==== Records for the exercise ====

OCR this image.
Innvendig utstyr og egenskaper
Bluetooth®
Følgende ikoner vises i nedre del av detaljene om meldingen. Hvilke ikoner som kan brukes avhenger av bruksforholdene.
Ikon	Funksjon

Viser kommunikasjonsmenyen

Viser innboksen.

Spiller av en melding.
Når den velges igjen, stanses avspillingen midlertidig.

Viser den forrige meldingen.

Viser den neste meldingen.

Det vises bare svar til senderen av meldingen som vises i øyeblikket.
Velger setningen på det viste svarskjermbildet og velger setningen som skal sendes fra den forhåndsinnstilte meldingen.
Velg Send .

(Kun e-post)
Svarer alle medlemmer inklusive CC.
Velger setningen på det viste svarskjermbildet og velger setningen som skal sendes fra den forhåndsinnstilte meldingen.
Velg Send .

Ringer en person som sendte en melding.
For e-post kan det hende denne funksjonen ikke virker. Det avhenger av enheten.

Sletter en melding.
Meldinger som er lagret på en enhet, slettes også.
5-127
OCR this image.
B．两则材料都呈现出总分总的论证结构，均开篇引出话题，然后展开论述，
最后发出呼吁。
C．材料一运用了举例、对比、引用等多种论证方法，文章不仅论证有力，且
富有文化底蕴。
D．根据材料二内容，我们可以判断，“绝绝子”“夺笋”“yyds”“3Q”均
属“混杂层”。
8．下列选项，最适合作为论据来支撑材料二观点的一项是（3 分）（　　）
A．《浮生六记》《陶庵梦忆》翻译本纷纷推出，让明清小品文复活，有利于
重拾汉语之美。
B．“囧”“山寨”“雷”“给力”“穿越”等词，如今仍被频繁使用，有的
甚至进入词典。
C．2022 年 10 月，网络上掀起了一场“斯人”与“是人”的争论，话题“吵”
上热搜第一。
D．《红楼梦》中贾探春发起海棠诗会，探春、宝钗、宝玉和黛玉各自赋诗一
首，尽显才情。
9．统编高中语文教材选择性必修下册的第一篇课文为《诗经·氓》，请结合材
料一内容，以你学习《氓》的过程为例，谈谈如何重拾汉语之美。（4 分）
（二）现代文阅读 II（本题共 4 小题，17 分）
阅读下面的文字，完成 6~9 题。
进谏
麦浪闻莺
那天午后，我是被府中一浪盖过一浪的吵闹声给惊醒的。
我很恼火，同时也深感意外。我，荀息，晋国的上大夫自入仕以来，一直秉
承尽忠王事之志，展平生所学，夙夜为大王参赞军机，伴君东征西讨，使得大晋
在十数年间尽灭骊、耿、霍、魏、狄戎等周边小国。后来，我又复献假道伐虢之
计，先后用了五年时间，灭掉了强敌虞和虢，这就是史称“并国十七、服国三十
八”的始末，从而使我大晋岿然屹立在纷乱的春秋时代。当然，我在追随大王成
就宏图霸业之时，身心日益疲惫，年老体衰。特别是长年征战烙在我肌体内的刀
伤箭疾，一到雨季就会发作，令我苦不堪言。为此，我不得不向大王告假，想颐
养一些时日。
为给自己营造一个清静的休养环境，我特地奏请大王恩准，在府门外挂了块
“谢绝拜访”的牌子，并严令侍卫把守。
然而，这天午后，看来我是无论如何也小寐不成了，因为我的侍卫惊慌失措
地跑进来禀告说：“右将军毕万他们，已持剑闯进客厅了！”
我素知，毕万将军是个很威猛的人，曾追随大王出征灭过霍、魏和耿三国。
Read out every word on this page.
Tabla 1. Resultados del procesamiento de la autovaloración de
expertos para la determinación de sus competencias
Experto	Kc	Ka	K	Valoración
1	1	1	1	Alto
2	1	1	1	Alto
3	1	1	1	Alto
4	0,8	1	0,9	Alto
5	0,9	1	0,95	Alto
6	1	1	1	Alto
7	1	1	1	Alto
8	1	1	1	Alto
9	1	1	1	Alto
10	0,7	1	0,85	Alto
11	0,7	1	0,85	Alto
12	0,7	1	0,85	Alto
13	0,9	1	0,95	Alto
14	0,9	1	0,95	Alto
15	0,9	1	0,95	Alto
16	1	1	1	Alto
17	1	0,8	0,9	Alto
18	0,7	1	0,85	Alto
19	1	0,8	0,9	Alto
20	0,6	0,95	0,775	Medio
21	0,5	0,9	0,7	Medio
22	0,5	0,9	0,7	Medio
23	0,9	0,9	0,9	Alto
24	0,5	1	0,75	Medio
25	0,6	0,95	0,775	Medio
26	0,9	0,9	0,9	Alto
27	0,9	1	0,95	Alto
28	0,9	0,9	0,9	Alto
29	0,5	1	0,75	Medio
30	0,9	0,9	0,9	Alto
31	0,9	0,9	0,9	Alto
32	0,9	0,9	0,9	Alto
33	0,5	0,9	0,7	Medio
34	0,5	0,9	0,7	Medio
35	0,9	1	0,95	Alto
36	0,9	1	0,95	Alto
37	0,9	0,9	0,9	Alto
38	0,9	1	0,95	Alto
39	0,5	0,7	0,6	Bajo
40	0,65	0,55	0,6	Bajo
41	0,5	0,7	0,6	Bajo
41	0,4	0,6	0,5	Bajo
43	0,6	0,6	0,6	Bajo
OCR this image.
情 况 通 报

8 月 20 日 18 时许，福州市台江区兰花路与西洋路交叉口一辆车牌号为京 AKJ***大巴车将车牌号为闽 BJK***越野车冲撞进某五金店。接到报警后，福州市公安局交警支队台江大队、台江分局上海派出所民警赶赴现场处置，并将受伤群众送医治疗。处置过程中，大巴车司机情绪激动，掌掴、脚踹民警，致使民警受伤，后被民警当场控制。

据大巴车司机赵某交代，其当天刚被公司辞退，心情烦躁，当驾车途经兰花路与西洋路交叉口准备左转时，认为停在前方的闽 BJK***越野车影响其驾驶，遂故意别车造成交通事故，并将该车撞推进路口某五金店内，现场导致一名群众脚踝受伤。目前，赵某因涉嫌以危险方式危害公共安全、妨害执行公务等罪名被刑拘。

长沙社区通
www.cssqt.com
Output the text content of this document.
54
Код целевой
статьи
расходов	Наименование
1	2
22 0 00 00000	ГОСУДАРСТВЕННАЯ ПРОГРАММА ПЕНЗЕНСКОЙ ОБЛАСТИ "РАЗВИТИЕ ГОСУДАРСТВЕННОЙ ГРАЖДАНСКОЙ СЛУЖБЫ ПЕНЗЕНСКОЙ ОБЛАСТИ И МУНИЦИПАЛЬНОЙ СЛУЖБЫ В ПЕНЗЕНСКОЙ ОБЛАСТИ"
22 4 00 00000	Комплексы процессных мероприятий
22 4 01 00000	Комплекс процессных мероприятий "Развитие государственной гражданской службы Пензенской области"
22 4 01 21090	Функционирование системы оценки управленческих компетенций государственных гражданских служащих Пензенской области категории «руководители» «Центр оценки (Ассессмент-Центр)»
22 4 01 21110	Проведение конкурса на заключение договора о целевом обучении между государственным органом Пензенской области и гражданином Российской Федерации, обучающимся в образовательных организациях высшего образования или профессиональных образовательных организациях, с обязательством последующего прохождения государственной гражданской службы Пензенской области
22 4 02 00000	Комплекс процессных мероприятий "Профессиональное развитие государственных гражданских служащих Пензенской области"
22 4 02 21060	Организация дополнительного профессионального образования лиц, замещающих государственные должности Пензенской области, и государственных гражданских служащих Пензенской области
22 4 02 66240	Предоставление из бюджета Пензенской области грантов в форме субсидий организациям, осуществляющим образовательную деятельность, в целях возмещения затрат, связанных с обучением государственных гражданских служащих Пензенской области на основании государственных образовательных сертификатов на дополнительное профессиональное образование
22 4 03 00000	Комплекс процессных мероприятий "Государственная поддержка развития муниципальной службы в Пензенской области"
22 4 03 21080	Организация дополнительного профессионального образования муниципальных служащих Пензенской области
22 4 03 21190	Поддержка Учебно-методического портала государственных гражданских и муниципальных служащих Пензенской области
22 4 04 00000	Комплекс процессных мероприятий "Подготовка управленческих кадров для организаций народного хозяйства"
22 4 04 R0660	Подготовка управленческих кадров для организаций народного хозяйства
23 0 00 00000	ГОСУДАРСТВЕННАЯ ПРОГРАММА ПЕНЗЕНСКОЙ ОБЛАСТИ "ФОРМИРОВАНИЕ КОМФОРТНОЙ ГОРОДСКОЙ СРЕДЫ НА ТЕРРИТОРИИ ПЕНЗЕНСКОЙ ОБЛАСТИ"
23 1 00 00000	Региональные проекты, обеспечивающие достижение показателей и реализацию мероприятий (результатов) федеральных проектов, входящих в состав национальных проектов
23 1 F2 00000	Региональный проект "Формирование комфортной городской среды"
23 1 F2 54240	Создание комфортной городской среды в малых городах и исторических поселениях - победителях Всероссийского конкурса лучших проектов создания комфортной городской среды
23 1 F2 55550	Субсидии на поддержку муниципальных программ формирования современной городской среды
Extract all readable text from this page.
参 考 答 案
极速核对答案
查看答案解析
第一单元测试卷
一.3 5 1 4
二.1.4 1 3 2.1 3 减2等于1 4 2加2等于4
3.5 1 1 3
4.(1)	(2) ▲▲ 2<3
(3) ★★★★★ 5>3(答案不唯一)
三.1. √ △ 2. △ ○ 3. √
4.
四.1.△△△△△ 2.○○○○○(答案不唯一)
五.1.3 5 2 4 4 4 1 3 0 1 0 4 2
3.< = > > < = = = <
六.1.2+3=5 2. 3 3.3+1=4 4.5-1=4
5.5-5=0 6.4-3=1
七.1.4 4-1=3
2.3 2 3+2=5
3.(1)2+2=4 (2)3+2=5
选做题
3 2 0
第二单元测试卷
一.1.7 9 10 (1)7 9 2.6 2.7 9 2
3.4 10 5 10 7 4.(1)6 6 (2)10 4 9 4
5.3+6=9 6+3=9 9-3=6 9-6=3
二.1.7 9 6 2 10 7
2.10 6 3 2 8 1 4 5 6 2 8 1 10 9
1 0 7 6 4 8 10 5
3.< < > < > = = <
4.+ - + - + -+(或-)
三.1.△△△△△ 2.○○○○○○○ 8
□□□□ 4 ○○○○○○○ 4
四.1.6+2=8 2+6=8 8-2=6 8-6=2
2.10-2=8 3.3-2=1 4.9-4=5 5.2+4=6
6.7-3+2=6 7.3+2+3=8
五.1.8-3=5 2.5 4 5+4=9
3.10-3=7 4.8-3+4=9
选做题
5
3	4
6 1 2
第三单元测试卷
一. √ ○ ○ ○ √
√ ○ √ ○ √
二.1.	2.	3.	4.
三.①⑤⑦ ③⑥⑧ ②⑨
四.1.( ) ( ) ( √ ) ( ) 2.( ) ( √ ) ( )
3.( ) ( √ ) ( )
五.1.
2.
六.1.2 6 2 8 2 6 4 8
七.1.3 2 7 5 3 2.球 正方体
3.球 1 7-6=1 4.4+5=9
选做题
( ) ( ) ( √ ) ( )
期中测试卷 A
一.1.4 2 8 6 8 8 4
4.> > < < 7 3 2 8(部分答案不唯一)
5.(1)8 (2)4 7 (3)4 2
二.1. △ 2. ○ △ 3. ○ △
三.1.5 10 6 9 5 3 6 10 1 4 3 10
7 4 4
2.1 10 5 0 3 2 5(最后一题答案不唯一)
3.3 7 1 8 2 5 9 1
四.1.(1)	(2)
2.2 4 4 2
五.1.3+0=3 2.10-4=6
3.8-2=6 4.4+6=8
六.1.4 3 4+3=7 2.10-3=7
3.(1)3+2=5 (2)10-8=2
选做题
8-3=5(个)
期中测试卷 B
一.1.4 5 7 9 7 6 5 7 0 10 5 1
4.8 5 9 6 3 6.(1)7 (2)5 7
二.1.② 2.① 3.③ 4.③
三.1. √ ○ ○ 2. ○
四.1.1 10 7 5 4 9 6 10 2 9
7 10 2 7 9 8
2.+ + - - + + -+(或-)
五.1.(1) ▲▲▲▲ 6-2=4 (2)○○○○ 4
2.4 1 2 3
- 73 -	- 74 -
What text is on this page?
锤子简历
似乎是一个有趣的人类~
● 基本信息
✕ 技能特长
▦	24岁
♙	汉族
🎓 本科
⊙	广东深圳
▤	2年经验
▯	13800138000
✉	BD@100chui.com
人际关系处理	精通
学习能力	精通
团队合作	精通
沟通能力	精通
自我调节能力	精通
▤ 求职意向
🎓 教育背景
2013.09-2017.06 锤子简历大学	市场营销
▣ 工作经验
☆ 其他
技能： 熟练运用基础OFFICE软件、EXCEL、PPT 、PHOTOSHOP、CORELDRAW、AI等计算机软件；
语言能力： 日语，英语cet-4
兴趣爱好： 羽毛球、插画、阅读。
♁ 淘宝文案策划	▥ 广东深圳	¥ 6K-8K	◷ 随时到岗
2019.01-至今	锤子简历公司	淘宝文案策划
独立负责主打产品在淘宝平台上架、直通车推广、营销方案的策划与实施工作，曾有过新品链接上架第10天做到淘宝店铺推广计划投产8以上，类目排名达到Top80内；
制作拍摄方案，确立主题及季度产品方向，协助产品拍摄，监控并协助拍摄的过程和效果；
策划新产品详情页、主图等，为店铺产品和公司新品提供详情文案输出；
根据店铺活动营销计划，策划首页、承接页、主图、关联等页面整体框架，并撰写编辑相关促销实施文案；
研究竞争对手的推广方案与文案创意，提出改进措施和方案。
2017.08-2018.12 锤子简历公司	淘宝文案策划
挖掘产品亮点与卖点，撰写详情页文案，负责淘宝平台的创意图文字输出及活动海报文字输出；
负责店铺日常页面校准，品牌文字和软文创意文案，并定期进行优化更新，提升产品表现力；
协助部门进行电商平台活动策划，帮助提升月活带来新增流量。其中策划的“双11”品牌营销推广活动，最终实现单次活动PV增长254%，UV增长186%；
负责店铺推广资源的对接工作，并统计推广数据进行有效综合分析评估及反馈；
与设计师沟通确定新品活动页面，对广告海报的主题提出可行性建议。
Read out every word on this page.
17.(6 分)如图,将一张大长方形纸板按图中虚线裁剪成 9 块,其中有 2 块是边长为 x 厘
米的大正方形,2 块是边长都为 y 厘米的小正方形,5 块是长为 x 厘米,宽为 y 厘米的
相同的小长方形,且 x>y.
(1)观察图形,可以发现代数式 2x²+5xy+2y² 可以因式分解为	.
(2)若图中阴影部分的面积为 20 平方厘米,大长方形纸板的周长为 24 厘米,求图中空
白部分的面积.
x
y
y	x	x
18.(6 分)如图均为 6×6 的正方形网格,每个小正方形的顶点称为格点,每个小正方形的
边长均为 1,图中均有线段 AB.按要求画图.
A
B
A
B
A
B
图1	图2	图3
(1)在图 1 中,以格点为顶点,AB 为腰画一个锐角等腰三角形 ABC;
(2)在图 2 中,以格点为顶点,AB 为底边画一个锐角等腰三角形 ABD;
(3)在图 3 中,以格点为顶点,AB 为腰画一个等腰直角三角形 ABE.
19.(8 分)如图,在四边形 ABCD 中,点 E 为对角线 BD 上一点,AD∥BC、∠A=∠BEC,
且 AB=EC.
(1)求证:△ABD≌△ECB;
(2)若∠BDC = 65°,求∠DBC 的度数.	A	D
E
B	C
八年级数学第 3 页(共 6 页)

====

Determine the count of lines in the data above with the string "гражданских" in them, and give that count alone.

Written response: 5